= What to do =
Copy out the complete listing, word for word.

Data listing
● ● ●

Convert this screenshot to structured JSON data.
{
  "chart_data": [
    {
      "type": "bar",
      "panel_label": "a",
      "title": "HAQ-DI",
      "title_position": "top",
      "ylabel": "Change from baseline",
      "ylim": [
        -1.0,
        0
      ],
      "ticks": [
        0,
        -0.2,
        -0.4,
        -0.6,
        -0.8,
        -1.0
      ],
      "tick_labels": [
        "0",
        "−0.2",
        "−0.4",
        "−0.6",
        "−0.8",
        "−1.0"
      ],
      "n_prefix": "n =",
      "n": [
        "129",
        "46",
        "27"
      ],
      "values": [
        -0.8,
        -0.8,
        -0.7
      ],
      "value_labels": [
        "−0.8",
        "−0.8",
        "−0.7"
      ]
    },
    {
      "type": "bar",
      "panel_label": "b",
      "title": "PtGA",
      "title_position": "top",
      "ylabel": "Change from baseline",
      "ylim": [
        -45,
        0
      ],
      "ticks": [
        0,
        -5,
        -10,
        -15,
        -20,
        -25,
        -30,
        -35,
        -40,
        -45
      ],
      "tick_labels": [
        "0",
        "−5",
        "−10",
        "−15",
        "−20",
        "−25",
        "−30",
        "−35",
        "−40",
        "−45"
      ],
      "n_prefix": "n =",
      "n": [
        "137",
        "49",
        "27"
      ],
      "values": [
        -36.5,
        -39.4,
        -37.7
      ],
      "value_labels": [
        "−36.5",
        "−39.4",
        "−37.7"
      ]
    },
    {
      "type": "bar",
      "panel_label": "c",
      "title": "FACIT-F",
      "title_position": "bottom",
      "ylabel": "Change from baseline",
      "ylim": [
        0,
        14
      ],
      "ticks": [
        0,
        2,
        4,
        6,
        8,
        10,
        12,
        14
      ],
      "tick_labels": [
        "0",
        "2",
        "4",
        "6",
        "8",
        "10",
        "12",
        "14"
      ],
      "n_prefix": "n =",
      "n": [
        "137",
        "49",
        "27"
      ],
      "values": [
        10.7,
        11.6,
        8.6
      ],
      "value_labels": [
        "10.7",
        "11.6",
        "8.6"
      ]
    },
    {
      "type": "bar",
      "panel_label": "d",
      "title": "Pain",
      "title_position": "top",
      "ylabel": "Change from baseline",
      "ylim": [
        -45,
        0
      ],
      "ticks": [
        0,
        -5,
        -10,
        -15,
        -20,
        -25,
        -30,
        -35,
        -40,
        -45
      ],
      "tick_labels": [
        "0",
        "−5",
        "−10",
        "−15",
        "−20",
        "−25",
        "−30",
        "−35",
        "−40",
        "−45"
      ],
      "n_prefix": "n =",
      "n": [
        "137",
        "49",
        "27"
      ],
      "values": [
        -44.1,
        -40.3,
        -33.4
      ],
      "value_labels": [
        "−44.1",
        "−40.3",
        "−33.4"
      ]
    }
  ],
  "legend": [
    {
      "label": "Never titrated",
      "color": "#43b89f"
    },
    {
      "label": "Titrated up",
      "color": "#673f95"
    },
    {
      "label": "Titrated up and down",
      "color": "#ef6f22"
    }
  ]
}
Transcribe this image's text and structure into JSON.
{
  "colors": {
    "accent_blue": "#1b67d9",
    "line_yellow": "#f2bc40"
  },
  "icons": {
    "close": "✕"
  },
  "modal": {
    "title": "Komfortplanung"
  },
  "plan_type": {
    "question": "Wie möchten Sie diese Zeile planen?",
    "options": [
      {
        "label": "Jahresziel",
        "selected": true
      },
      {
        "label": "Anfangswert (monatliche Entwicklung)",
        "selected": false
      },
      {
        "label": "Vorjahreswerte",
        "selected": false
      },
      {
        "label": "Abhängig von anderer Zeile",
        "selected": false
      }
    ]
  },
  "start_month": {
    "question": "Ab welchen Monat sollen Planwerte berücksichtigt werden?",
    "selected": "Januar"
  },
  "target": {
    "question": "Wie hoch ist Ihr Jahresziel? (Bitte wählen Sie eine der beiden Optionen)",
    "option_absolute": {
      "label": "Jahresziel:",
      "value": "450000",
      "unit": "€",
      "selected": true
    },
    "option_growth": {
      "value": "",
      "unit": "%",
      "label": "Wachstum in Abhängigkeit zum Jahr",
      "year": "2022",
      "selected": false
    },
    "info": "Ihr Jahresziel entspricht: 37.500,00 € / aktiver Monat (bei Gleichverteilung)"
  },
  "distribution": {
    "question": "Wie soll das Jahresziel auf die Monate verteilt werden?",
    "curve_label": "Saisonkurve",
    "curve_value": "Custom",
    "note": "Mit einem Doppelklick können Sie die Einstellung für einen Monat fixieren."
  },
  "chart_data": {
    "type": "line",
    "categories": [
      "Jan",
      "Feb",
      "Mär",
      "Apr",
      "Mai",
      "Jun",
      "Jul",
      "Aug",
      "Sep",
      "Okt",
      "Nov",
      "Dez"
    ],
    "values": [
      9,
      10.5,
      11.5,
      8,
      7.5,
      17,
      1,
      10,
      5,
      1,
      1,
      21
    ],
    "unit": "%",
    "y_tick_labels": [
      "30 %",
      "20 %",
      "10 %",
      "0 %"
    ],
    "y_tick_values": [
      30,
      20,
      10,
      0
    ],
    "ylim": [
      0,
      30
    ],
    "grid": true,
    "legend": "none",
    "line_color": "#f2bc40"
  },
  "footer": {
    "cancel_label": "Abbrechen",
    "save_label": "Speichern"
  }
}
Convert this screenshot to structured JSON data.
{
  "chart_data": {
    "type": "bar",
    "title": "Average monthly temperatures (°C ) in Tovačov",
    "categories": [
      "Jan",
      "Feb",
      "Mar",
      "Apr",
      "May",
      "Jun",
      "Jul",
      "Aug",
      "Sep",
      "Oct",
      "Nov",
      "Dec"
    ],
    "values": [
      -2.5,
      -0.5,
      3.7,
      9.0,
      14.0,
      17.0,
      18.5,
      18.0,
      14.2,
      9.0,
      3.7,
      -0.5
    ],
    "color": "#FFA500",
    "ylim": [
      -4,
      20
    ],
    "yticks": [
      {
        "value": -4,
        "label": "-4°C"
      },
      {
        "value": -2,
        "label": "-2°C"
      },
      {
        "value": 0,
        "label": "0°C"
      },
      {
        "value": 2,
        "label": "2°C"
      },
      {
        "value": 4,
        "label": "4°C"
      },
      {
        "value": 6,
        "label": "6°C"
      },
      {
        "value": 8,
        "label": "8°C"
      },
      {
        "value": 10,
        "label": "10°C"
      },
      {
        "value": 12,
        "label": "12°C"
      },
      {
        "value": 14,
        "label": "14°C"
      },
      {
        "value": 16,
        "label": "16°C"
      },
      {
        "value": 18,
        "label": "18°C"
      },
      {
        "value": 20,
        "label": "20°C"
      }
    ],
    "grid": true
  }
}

● ● ●

= Answer to this exercise =
Convert this screenshot to structured JSON data.
{
  "chart_data": [
    {
      "type": "bar",
      "panel_label": "a",
      "title": "HAQ-DI",
      "title_position": "top",
      "ylabel": "Change from baseline",
      "ylim": [
        -1.0,
        0
      ],
      "ticks": [
        0,
        -0.2,
        -0.4,
        -0.6,
        -0.8,
        -1.0
      ],
      "tick_labels": [
        "0",
        "−0.2",
        "−0.4",
        "−0.6",
        "−0.8",
        "−1.0"
      ],
      "n_prefix": "n =",
      "n": [
        "129",
        "46",
        "27"
      ],
      "values": [
        -0.8,
        -0.8,
        -0.7
      ],
      "value_labels": [
        "−0.8",
        "−0.8",
        "−0.7"
      ]
    },
    {
      "type": "bar",
      "panel_label": "b",
      "title": "PtGA",
      "title_position": "top",
      "ylabel": "Change from baseline",
      "ylim": [
        -45,
        0
      ],
      "ticks": [
        0,
        -5,
        -10,
        -15,
        -20,
        -25,
        -30,
        -35,
        -40,
        -45
      ],
      "tick_labels": [
        "0",
        "−5",
        "−10",
        "−15",
        "−20",
        "−25",
        "−30",
        "−35",
        "−40",
        "−45"
      ],
      "n_prefix": "n =",
      "n": [
        "137",
        "49",
        "27"
      ],
      "values": [
        -36.5,
        -39.4,
        -37.7
      ],
      "value_labels": [
        "−36.5",
        "−39.4",
        "−37.7"
      ]
    },
    {
      "type": "bar",
      "panel_label": "c",
      "title": "FACIT-F",
      "title_position": "bottom",
      "ylabel": "Change from baseline",
      "ylim": [
        0,
        14
      ],
      "ticks": [
        0,
        2,
        4,
        6,
        8,
        10,
        12,
        14
      ],
      "tick_labels": [
        "0",
        "2",
        "4",
        "6",
        "8",
        "10",
        "12",
        "14"
      ],
      "n_prefix": "n =",
      "n": [
        "137",
        "49",
        "27"
      ],
      "values": [
        10.7,
        11.6,
        8.6
      ],
      "value_labels": [
        "10.7",
        "11.6",
        "8.6"
      ]
    },
    {
      "type": "bar",
      "panel_label": "d",
      "title": "Pain",
      "title_position": "top",
      "ylabel": "Change from baseline",
      "ylim": [
        -45,
        0
      ],
      "ticks": [
        0,
        -5,
        -10,
        -15,
        -20,
        -25,
        -30,
        -35,
        -40,
        -45
      ],
      "tick_labels": [
        "0",
        "−5",
        "−10",
        "−15",
        "−20",
        "−25",
        "−30",
        "−35",
        "−40",
        "−45"
      ],
      "n_prefix": "n =",
      "n": [
        "137",
        "49",
        "27"
      ],
      "values": [
        -44.1,
        -40.3,
        -33.4
      ],
      "value_labels": [
        "−44.1",
        "−40.3",
        "−33.4"
      ]
    }
  ],
  "legend": [
    {
      "label": "Never titrated",
      "color": "#43b89f"
    },
    {
      "label": "Titrated up",
      "color": "#673f95"
    },
    {
      "label": "Titrated up and down",
      "color": "#ef6f22"
    }
  ]
}
Transcribe this image's text and structure into JSON.
{
  "colors": {
    "accent_blue": "#1b67d9",
    "line_yellow": "#f2bc40"
  },
  "icons": {
    "close": "✕"
  },
  "modal": {
    "title": "Komfortplanung"
  },
  "plan_type": {
    "question": "Wie möchten Sie diese Zeile planen?",
    "options": [
      {
        "label": "Jahresziel",
        "selected": true
      },
      {
        "label": "Anfangswert (monatliche Entwicklung)",
        "selected": false
      },
      {
        "label": "Vorjahreswerte",
        "selected": false
      },
      {
        "label": "Abhängig von anderer Zeile",
        "selected": false
      }
    ]
  },
  "start_month": {
    "question": "Ab welchen Monat sollen Planwerte berücksichtigt werden?",
    "selected": "Januar"
  },
  "target": {
    "question": "Wie hoch ist Ihr Jahresziel? (Bitte wählen Sie eine der beiden Optionen)",
    "option_absolute": {
      "label": "Jahresziel:",
      "value": "450000",
      "unit": "€",
      "selected": true
    },
    "option_growth": {
      "value": "",
      "unit": "%",
      "label": "Wachstum in Abhängigkeit zum Jahr",
      "year": "2022",
      "selected": false
    },
    "info": "Ihr Jahresziel entspricht: 37.500,00 € / aktiver Monat (bei Gleichverteilung)"
  },
  "distribution": {
    "question": "Wie soll das Jahresziel auf die Monate verteilt werden?",
    "curve_label": "Saisonkurve",
    "curve_value": "Custom",
    "note": "Mit einem Doppelklick können Sie die Einstellung für einen Monat fixieren."
  },
  "chart_data": {
    "type": "line",
    "categories": [
      "Jan",
      "Feb",
      "Mär",
      "Apr",
      "Mai",
      "Jun",
      "Jul",
      "Aug",
      "Sep",
      "Okt",
      "Nov",
      "Dez"
    ],
    "values": [
      9,
      10.5,
      11.5,
      8,
      7.5,
      17,
      1,
      10,
      5,
      1,
      1,
      21
    ],
    "unit": "%",
    "y_tick_labels": [
      "30 %",
      "20 %",
      "10 %",
      "0 %"
    ],
    "y_tick_values": [
      30,
      20,
      10,
      0
    ],
    "ylim": [
      0,
      30
    ],
    "grid": true,
    "legend": "none",
    "line_color": "#f2bc40"
  },
  "footer": {
    "cancel_label": "Abbrechen",
    "save_label": "Speichern"
  }
}
Convert this screenshot to structured JSON data.
{
  "chart_data": {
    "type": "bar",
    "title": "Average monthly temperatures (°C ) in Tovačov",
    "categories": [
      "Jan",
      "Feb",
      "Mar",
      "Apr",
      "May",
      "Jun",
      "Jul",
      "Aug",
      "Sep",
      "Oct",
      "Nov",
      "Dec"
    ],
    "values": [
      -2.5,
      -0.5,
      3.7,
      9.0,
      14.0,
      17.0,
      18.5,
      18.0,
      14.2,
      9.0,
      3.7,
      -0.5
    ],
    "color": "#FFA500",
    "ylim": [
      -4,
      20
    ],
    "yticks": [
      {
        "value": -4,
        "label": "-4°C"
      },
      {
        "value": -2,
        "label": "-2°C"
      },
      {
        "value": 0,
        "label": "0°C"
      },
      {
        "value": 2,
        "label": "2°C"
      },
      {
        "value": 4,
        "label": "4°C"
      },
      {
        "value": 6,
        "label": "6°C"
      },
      {
        "value": 8,
        "label": "8°C"
      },
      {
        "value": 10,
        "label": "10°C"
      },
      {
        "value": 12,
        "label": "12°C"
      },
      {
        "value": 14,
        "label": "14°C"
      },
      {
        "value": 16,
        "label": "16°C"
      },
      {
        "value": 18,
        "label": "18°C"
      },
      {
        "value": 20,
        "label": "20°C"
      }
    ],
    "grid": true
  }
}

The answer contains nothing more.